Start Provided records

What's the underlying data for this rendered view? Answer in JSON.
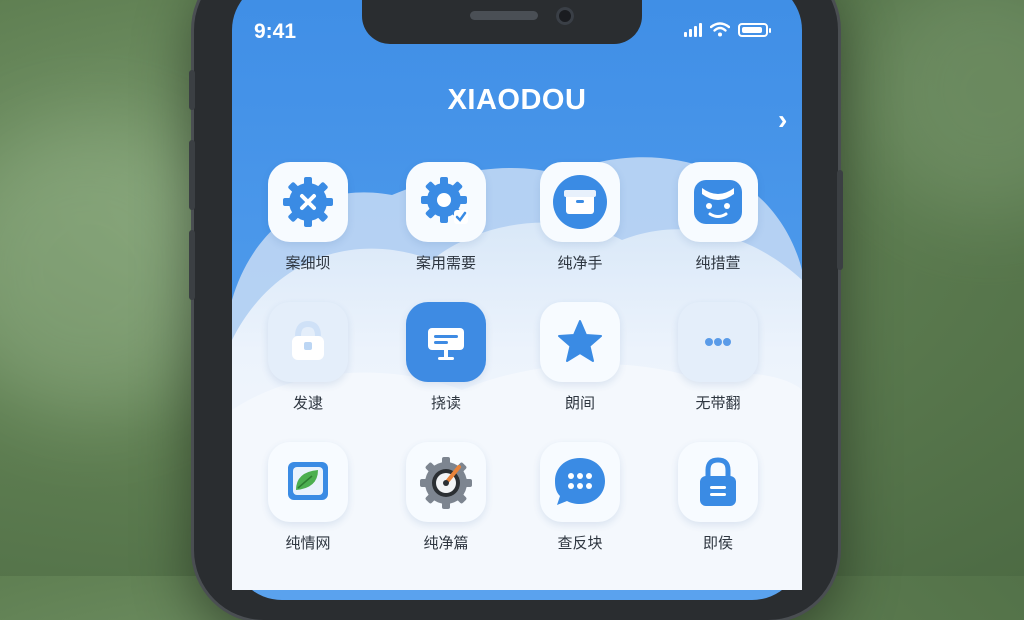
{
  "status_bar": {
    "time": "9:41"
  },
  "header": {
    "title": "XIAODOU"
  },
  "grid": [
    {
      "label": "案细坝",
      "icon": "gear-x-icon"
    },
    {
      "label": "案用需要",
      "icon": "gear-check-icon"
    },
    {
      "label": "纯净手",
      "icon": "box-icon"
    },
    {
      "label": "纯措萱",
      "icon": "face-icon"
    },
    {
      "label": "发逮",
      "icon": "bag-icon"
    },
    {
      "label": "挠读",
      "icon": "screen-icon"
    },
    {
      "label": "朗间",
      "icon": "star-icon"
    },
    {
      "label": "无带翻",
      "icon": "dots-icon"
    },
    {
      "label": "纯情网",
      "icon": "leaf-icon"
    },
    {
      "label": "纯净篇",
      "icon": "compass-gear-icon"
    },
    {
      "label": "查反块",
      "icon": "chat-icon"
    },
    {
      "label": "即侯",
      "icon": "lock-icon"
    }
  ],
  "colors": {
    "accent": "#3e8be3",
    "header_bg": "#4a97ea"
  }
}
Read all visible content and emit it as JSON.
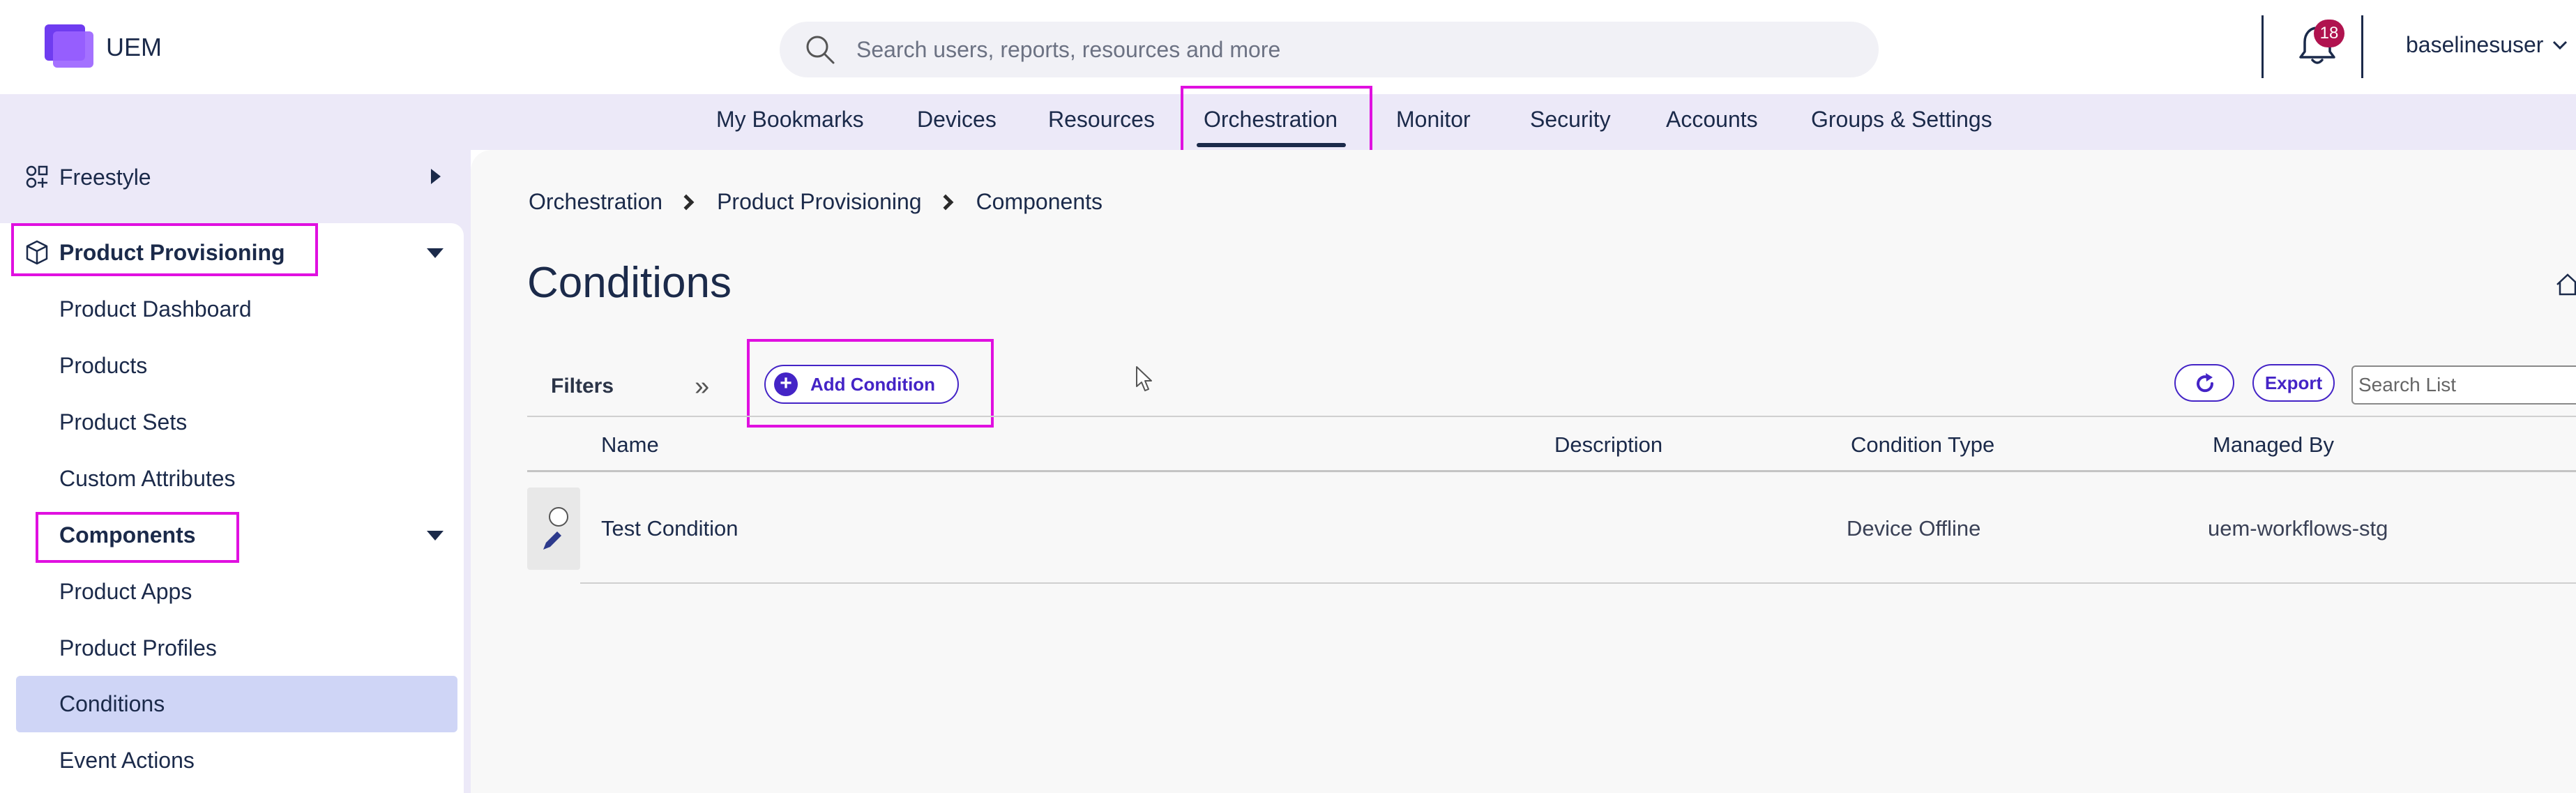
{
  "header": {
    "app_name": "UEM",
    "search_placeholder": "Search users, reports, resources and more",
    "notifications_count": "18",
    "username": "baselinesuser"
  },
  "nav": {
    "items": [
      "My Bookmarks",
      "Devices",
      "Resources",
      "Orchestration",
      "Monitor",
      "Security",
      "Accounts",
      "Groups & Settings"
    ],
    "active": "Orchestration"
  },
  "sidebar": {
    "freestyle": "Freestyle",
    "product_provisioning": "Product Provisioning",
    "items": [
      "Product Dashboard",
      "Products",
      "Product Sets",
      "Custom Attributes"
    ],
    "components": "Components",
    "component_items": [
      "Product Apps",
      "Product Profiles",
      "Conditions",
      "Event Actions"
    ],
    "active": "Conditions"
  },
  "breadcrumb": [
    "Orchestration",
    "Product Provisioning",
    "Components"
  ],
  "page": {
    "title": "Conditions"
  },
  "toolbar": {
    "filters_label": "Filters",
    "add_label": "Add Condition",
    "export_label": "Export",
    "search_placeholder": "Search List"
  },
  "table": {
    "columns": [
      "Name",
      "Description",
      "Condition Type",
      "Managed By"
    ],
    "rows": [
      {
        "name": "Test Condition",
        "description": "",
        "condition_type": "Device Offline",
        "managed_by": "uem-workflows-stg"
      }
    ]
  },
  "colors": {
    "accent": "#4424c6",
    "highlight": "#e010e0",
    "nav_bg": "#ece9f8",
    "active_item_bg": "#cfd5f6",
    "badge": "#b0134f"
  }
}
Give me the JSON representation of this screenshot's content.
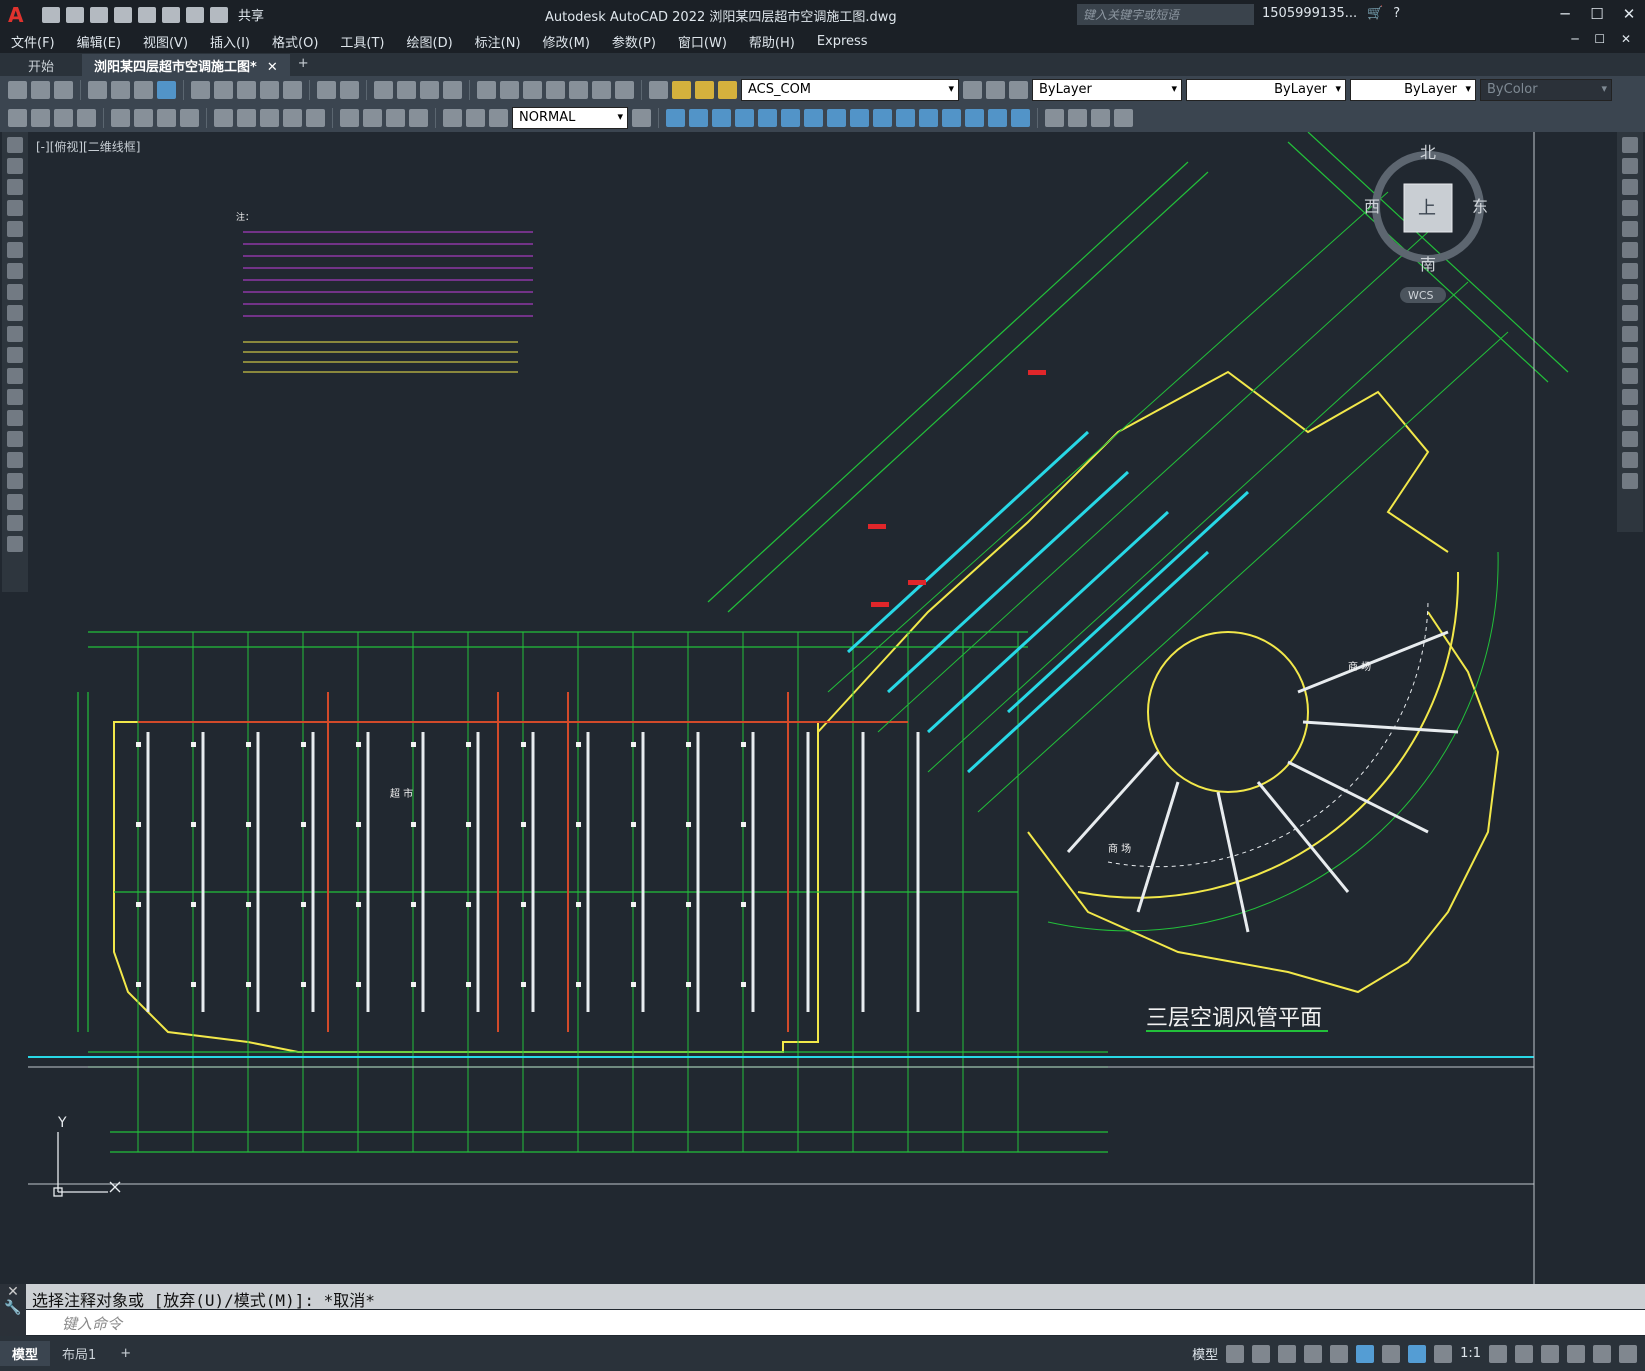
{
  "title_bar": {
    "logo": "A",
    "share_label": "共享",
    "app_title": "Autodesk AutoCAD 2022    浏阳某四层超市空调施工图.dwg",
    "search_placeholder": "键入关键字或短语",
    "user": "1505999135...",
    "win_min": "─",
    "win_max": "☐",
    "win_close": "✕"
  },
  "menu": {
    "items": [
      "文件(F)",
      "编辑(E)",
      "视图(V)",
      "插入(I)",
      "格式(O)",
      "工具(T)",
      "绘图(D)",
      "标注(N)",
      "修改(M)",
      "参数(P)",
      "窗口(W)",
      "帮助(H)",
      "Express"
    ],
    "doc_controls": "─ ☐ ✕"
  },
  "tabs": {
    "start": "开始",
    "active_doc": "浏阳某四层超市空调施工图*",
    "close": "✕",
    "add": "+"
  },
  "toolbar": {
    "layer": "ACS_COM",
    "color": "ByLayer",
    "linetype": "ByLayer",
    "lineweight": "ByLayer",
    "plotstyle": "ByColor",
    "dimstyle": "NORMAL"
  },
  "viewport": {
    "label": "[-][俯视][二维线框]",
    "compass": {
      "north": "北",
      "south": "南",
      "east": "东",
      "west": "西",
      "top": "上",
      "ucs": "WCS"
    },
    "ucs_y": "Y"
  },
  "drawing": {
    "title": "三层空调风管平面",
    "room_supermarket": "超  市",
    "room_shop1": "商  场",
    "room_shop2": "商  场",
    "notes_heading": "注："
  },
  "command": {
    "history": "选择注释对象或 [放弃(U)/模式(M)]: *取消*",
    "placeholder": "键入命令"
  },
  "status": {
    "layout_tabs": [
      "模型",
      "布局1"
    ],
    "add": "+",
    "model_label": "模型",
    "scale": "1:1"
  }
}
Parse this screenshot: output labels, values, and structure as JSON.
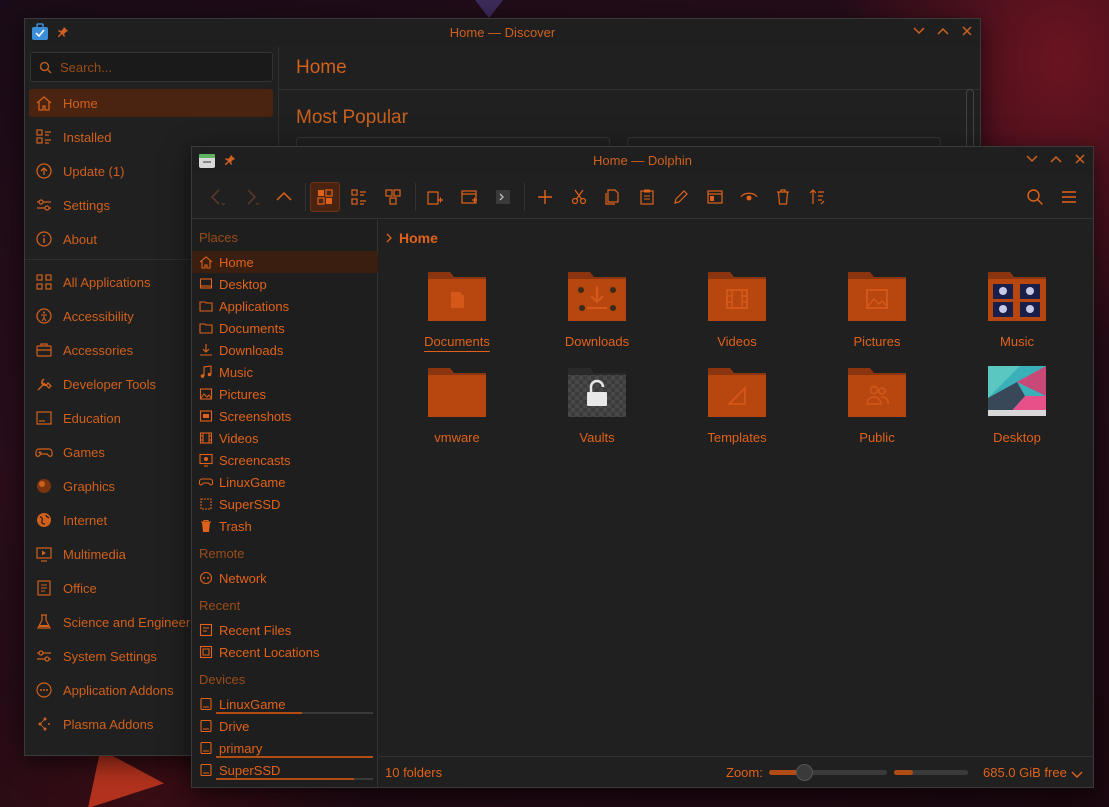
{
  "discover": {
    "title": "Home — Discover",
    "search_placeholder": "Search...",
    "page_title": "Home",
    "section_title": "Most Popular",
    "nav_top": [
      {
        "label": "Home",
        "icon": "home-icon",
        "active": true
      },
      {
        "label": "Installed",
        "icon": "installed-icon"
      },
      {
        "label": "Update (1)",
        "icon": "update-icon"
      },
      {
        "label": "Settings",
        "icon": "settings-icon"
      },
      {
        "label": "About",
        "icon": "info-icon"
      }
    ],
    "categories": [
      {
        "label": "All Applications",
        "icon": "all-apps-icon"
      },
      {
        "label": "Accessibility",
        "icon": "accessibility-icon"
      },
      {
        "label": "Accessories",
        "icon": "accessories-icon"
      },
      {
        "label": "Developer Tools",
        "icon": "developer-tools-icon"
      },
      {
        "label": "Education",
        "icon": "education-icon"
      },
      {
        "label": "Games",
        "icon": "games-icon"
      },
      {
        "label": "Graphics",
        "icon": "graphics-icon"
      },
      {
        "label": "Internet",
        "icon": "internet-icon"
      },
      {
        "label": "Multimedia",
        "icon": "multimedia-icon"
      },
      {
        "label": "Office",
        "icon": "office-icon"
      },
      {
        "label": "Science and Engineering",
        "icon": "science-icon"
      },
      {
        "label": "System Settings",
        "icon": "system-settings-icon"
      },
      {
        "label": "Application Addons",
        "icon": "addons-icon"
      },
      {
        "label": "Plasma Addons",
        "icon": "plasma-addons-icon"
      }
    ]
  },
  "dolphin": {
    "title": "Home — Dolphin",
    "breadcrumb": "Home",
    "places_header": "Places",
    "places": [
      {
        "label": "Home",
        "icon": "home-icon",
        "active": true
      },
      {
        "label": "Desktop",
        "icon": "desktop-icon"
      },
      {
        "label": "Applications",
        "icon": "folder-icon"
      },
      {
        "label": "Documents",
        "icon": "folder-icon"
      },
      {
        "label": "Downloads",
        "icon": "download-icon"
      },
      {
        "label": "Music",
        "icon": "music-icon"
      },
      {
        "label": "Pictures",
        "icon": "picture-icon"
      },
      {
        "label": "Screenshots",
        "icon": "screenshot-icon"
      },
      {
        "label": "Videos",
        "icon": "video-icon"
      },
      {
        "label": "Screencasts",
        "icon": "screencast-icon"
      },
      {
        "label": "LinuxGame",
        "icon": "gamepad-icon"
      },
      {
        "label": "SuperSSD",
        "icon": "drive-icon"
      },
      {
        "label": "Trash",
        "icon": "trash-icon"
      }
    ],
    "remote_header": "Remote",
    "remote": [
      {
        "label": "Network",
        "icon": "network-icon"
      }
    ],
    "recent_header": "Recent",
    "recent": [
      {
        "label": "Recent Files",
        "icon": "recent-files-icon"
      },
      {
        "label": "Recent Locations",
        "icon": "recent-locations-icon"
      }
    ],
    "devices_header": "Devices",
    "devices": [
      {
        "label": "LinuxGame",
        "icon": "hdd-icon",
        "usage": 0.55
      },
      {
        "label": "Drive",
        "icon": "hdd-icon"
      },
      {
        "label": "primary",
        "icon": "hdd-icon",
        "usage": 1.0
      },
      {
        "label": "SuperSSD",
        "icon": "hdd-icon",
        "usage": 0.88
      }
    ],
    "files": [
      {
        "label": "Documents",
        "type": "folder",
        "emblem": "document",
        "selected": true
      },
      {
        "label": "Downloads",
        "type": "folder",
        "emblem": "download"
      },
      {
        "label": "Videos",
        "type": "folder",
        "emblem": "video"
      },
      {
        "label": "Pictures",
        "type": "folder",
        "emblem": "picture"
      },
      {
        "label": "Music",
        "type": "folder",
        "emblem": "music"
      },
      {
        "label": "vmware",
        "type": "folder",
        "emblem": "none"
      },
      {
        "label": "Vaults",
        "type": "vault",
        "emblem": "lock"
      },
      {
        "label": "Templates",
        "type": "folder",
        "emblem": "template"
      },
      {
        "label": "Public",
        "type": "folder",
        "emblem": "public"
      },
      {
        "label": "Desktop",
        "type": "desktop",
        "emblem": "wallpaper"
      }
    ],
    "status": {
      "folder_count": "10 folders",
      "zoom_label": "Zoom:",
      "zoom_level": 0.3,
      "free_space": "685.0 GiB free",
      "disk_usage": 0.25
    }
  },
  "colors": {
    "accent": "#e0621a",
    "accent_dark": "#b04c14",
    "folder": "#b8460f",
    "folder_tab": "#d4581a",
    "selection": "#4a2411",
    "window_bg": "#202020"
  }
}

End Provided records

Identify lines with the string "content". Copy each one.

▸ Result below
Read all visible content and emit it as JSON.
Give me the JSON representation of this screenshot's content.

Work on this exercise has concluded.